■ TASK PROMPT
Report how many lines hold the string "html". Give the number and nothing else.

=======

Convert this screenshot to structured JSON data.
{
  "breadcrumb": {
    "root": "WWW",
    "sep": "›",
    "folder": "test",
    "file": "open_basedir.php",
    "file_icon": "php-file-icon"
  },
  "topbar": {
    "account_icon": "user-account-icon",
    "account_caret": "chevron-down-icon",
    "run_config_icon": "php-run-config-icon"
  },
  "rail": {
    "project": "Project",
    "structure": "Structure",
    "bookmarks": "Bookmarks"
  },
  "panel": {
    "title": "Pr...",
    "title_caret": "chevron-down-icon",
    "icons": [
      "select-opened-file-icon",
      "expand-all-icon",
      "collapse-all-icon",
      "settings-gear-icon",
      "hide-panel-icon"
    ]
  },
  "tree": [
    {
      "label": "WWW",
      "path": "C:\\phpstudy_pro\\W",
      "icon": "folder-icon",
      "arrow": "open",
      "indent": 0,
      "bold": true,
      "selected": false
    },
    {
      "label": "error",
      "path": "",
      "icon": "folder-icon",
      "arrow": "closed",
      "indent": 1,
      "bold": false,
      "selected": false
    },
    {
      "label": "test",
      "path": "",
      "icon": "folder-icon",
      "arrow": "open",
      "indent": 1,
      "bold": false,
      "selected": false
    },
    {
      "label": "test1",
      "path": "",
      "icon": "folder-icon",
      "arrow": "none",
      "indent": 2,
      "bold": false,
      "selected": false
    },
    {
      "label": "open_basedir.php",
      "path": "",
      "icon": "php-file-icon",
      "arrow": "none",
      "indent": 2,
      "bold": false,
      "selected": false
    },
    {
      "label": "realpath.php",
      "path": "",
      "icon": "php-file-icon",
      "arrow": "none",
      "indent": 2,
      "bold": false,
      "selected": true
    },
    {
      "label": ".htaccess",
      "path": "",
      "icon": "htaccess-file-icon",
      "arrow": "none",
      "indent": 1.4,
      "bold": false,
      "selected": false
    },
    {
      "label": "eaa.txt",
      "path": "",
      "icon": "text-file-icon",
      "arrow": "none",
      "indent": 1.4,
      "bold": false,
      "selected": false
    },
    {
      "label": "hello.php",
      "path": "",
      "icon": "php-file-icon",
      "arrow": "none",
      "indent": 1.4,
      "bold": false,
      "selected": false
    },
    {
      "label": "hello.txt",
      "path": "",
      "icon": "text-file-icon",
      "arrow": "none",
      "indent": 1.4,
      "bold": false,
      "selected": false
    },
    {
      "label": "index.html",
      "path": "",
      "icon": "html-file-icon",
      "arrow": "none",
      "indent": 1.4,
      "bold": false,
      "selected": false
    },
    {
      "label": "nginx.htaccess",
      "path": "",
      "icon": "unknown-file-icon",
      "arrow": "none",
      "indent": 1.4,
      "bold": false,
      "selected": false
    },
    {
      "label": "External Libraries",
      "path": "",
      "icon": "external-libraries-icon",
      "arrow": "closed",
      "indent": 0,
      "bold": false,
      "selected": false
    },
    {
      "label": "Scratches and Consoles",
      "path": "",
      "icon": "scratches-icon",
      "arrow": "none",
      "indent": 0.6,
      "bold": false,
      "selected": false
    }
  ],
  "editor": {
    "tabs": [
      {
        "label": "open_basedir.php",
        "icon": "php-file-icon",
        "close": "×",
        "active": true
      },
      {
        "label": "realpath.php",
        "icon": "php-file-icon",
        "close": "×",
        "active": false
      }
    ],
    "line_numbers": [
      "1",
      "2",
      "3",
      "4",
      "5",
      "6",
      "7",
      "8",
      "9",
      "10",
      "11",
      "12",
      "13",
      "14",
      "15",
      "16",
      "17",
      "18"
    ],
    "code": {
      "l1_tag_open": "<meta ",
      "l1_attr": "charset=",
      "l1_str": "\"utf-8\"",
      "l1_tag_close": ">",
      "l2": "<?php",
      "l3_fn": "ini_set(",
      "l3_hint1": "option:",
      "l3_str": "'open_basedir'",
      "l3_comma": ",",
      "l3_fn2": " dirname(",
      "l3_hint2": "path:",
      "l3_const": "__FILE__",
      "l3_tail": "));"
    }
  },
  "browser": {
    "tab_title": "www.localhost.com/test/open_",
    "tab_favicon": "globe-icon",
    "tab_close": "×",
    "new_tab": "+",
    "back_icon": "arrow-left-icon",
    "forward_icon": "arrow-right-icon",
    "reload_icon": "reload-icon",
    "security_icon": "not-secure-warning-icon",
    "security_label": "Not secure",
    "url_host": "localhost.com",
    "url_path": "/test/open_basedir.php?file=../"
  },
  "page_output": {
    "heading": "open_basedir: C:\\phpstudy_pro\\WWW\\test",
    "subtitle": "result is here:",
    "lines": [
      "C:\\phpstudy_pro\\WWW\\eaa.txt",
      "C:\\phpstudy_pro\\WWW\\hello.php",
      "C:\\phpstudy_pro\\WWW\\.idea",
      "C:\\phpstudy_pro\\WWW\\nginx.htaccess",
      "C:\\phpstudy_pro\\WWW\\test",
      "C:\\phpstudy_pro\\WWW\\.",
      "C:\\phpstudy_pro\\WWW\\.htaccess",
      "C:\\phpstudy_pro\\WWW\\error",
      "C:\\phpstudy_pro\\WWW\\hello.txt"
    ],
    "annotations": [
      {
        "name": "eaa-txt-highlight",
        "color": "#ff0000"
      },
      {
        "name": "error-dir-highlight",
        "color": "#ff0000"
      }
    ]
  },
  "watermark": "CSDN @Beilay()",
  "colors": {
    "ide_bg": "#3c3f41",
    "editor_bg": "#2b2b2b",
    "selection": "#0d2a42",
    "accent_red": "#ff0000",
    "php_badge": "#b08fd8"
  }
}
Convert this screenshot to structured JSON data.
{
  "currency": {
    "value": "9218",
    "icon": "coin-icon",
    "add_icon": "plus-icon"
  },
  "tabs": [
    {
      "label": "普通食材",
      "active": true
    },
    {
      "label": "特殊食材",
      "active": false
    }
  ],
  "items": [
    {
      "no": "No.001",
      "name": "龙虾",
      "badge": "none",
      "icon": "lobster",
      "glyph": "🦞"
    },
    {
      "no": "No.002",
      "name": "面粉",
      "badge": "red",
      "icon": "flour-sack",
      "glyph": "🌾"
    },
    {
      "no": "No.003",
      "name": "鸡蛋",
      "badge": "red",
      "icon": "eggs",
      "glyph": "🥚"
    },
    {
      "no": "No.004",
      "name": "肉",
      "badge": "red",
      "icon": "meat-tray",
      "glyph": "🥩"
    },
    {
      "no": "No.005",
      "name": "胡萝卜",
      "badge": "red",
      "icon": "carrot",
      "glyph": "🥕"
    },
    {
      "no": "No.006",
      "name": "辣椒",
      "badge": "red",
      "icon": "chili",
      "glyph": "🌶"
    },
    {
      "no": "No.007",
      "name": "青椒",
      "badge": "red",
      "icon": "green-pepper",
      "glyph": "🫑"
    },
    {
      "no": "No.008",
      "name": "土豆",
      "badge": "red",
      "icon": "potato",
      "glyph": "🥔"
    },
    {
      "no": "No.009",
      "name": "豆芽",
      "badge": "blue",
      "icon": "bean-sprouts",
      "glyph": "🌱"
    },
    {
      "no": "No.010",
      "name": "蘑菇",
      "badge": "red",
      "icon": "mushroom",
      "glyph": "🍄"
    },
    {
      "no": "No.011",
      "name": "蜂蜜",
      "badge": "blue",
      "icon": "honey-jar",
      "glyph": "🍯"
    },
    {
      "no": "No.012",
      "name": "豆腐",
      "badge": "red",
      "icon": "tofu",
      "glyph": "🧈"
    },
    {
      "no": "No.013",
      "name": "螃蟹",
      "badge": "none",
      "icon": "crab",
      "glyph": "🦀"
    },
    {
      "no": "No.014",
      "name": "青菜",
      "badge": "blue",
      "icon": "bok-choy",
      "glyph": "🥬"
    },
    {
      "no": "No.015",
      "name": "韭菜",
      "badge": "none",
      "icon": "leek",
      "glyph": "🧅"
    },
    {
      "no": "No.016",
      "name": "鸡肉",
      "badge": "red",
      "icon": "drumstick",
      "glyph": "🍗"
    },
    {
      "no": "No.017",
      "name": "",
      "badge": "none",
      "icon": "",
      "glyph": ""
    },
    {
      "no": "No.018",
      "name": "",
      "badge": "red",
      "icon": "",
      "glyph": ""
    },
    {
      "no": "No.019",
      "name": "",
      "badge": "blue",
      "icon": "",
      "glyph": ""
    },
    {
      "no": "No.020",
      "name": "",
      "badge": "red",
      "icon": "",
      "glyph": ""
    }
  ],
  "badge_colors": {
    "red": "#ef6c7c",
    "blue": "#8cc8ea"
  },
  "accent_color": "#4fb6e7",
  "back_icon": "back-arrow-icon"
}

=======

■ EXERCISE ANSWER
2